▶ **TASK DIRECTIONS**: Write out each line in which the string "Decreto" is present.

▶ **RECORD EXTRACTS**:
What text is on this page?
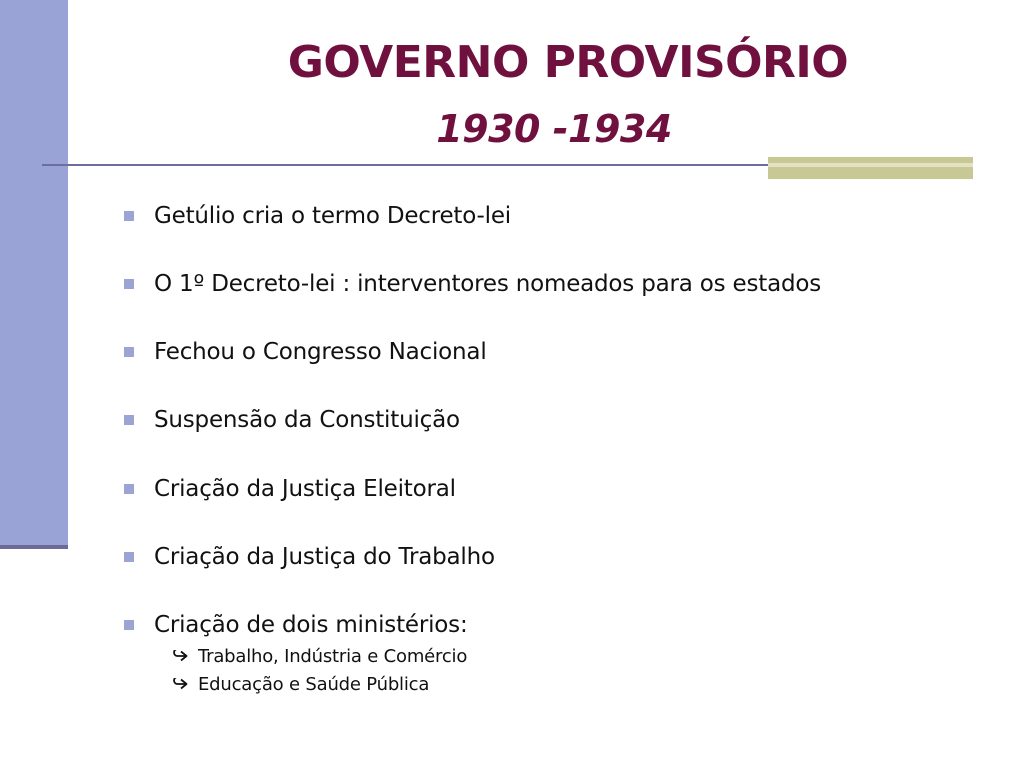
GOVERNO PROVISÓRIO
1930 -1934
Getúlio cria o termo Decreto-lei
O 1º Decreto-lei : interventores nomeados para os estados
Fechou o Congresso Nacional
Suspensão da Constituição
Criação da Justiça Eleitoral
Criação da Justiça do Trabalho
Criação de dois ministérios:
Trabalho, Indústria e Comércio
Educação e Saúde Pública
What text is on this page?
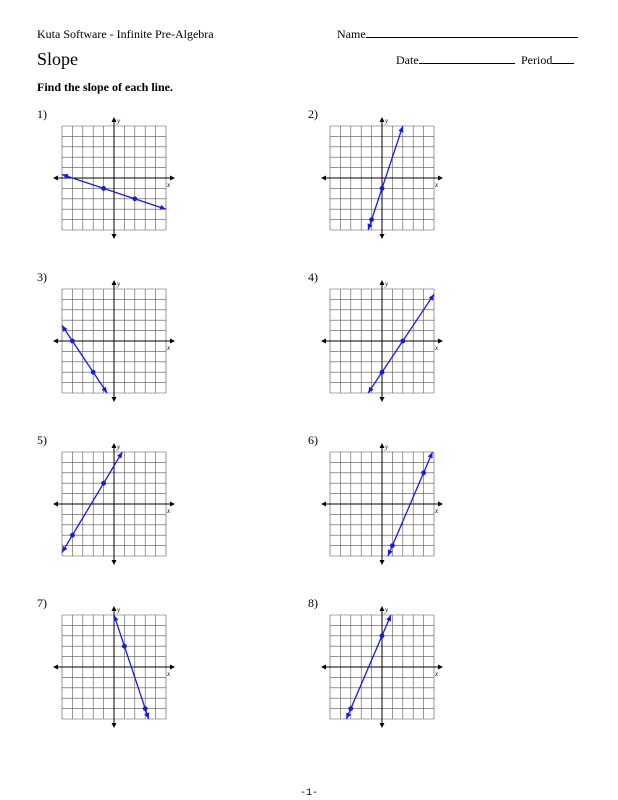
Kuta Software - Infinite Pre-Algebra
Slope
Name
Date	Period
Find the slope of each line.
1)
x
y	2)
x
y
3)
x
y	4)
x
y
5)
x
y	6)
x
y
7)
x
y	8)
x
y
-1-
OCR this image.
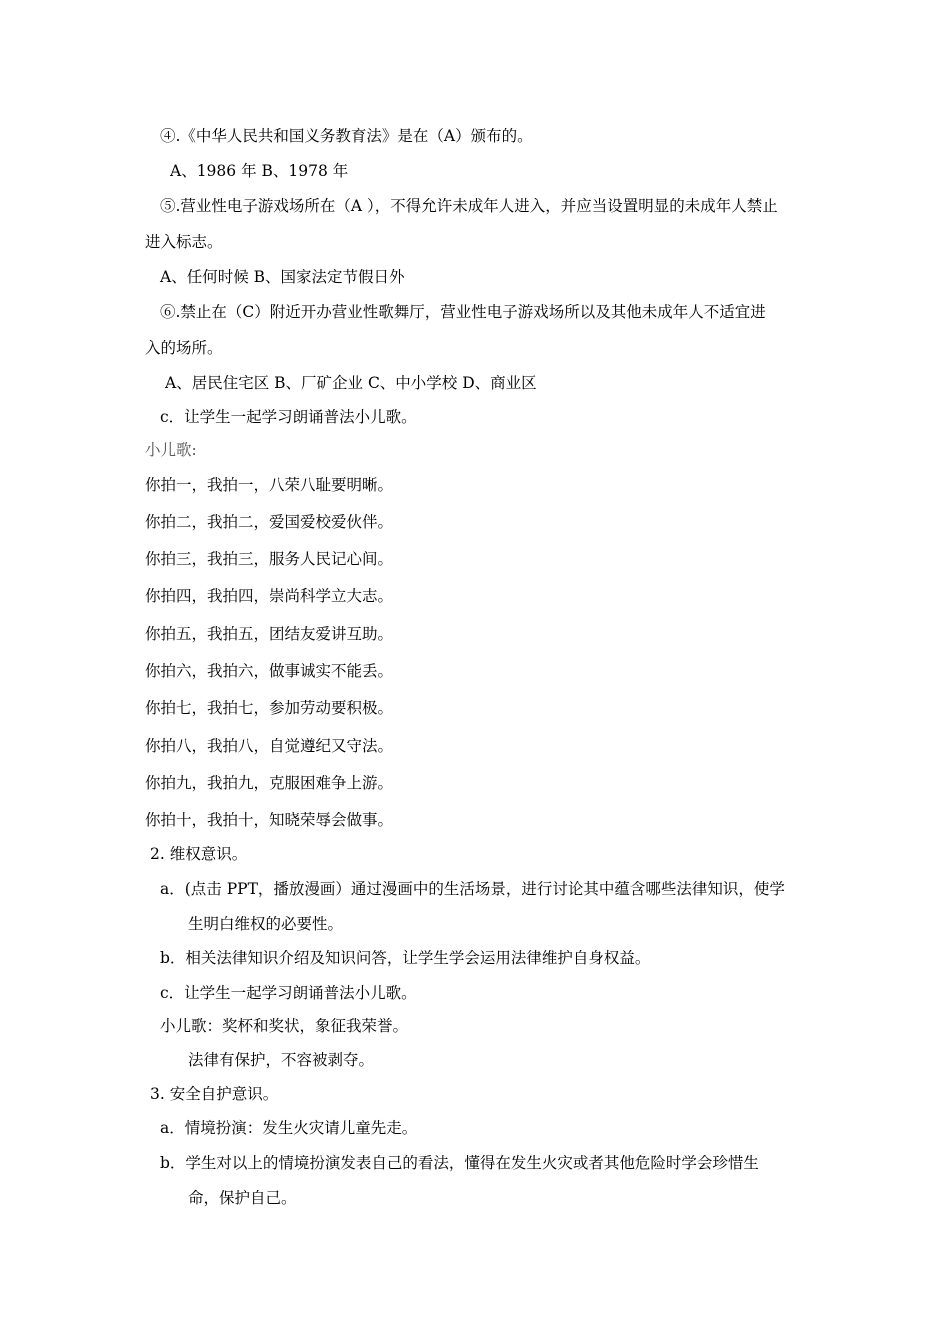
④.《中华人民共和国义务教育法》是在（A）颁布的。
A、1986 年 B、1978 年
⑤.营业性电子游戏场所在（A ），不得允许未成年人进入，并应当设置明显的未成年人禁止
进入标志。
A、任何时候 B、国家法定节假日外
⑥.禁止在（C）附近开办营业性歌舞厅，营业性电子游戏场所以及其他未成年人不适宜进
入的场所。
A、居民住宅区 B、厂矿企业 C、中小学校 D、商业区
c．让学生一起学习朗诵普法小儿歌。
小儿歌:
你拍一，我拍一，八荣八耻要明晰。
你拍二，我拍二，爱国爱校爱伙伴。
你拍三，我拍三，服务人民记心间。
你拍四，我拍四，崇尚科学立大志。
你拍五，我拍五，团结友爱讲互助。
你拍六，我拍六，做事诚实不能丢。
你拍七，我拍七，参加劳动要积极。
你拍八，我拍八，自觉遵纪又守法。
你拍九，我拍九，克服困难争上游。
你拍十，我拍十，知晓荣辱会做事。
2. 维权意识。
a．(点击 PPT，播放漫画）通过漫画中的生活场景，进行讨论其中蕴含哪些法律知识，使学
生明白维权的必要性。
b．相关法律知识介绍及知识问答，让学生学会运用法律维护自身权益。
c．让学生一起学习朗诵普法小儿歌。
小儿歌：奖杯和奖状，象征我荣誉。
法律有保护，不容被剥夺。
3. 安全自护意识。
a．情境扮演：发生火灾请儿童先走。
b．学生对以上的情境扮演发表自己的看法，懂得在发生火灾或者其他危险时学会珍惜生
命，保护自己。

▶ **FULL RESPONSE**:
Getúlio cria o termo Decreto-lei
O 1º Decreto-lei : interventores nomeados para os estados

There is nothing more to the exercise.